§ **What you will do**:
Report only the number of lines in the records that contain the word "with".

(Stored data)
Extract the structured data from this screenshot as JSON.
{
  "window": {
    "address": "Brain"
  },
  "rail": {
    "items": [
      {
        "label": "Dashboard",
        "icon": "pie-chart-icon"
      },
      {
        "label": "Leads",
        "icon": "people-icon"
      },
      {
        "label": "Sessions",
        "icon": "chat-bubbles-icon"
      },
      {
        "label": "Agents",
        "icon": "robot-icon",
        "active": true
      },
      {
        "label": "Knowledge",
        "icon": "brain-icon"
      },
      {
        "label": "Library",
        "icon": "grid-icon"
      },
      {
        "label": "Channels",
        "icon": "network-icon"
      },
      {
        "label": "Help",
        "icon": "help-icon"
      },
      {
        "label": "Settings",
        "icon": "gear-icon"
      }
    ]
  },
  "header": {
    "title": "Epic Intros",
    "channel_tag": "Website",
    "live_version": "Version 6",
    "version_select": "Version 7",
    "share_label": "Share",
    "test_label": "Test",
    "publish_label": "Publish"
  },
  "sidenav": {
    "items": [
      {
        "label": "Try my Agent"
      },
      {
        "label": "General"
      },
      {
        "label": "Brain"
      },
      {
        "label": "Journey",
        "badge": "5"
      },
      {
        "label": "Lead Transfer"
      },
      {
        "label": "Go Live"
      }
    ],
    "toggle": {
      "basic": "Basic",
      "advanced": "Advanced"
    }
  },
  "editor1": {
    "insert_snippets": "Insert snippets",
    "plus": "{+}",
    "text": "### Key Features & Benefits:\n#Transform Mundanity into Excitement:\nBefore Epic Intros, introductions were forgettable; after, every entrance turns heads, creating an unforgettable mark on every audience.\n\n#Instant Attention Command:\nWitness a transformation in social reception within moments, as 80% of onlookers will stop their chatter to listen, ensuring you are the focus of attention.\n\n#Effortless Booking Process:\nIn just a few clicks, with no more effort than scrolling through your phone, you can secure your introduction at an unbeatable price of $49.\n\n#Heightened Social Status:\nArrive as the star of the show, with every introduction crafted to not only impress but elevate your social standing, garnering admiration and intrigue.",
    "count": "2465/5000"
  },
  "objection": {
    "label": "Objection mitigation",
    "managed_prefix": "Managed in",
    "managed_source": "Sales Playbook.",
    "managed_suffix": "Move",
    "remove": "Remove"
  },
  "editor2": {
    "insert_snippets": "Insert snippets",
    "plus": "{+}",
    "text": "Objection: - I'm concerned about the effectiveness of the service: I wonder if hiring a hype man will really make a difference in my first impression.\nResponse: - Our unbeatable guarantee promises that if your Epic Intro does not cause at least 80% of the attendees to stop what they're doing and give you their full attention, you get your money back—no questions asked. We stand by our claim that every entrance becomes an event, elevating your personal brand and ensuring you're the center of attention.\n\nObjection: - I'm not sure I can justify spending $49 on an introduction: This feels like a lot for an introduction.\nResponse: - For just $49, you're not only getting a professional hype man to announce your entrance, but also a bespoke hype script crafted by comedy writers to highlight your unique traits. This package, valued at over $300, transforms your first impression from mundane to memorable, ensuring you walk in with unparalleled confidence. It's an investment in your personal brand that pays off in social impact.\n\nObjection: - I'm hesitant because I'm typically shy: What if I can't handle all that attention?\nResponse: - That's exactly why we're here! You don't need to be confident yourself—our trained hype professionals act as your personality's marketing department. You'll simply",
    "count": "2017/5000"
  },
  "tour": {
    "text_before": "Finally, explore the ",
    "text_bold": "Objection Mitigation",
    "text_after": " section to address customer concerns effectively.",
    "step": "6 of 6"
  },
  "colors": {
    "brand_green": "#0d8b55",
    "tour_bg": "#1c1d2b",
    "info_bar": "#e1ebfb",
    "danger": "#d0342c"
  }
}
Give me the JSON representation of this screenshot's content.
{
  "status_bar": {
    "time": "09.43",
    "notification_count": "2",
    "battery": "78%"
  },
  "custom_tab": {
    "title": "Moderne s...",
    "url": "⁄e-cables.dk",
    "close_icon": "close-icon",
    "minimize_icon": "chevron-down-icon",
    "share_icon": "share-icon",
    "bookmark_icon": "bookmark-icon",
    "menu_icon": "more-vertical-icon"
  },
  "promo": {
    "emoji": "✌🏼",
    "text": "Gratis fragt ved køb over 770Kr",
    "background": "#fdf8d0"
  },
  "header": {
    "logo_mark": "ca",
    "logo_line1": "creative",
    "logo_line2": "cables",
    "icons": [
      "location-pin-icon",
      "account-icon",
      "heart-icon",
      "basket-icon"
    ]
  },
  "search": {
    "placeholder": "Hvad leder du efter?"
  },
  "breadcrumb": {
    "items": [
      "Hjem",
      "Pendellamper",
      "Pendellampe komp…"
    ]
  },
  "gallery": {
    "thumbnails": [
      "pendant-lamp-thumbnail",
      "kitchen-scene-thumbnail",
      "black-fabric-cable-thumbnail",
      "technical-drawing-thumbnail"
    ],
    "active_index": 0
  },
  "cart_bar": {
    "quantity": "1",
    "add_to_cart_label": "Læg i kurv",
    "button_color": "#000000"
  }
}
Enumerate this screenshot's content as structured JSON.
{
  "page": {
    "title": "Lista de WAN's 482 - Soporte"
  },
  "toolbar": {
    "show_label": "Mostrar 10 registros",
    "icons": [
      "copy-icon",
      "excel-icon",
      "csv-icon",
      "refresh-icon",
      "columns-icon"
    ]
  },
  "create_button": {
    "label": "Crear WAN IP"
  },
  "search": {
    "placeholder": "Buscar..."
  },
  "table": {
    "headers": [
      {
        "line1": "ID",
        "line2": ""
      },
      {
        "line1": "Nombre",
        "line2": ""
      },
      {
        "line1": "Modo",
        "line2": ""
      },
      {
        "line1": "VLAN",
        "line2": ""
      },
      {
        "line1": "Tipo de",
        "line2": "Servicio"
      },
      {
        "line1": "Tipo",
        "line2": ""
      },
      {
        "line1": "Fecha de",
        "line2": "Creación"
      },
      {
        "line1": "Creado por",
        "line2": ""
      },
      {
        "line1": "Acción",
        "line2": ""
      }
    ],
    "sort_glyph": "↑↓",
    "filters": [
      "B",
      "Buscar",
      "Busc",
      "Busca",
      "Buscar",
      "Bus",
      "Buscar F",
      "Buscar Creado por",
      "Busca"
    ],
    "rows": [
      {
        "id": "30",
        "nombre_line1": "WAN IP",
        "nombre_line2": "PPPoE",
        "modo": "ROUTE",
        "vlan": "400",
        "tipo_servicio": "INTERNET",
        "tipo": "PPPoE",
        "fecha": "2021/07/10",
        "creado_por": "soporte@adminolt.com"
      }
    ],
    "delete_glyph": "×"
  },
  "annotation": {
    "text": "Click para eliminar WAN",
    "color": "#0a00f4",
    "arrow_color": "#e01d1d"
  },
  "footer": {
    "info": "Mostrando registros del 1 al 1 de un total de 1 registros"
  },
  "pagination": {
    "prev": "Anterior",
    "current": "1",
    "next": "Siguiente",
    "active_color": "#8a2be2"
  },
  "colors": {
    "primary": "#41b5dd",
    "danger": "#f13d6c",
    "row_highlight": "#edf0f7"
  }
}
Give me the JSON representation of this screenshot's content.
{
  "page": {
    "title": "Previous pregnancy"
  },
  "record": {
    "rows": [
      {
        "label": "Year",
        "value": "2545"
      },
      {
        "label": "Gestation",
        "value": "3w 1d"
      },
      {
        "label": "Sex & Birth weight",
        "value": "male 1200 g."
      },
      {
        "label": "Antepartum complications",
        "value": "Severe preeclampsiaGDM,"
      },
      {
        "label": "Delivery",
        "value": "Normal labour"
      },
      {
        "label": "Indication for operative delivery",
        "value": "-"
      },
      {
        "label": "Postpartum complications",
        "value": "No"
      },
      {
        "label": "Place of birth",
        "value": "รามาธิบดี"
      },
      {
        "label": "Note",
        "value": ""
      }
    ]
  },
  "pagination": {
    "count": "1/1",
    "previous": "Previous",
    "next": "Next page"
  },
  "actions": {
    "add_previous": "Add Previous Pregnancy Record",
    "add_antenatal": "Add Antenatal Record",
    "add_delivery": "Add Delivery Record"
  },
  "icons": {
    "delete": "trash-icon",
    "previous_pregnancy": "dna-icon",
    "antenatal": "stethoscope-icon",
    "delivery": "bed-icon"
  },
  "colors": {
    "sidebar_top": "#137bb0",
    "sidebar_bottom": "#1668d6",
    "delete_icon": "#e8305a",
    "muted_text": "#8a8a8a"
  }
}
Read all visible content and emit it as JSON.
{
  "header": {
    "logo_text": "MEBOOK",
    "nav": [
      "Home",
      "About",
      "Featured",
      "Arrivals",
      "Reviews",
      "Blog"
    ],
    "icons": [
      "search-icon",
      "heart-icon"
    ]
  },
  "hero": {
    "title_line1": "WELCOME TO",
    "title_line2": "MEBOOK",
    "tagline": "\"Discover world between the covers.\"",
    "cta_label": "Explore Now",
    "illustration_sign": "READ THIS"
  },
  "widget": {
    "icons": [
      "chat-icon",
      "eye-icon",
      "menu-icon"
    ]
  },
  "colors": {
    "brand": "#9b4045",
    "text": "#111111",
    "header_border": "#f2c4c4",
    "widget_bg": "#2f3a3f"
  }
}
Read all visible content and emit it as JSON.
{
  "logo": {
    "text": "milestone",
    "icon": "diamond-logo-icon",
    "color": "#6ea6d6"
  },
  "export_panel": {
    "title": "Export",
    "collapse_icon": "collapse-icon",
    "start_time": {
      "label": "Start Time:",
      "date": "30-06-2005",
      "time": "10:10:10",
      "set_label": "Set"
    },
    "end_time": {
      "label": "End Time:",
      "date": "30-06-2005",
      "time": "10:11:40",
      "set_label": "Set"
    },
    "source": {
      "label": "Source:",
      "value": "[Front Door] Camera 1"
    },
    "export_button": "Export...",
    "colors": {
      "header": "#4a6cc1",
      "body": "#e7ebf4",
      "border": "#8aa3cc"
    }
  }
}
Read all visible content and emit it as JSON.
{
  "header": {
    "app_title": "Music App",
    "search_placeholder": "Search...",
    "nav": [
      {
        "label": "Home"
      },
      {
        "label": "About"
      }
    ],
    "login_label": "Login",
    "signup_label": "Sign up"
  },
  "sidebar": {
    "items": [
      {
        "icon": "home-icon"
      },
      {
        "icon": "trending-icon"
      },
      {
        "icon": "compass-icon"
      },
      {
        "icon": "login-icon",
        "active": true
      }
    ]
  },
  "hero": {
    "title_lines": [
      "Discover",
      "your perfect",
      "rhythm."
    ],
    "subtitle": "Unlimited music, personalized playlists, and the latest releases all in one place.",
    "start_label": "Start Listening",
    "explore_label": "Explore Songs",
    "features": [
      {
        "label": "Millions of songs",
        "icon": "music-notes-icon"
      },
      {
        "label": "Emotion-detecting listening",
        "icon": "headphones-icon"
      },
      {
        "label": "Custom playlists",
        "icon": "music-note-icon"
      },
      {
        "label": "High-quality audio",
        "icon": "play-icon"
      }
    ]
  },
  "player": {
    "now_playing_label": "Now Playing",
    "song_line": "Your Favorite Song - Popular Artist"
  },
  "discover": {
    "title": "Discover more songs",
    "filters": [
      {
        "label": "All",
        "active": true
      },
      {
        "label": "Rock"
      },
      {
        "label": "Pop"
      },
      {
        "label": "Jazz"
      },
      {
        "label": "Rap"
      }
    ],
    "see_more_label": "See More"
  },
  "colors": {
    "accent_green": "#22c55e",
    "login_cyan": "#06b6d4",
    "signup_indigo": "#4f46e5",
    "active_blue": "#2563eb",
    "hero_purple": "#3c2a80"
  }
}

§ **Solution to this problem**:
2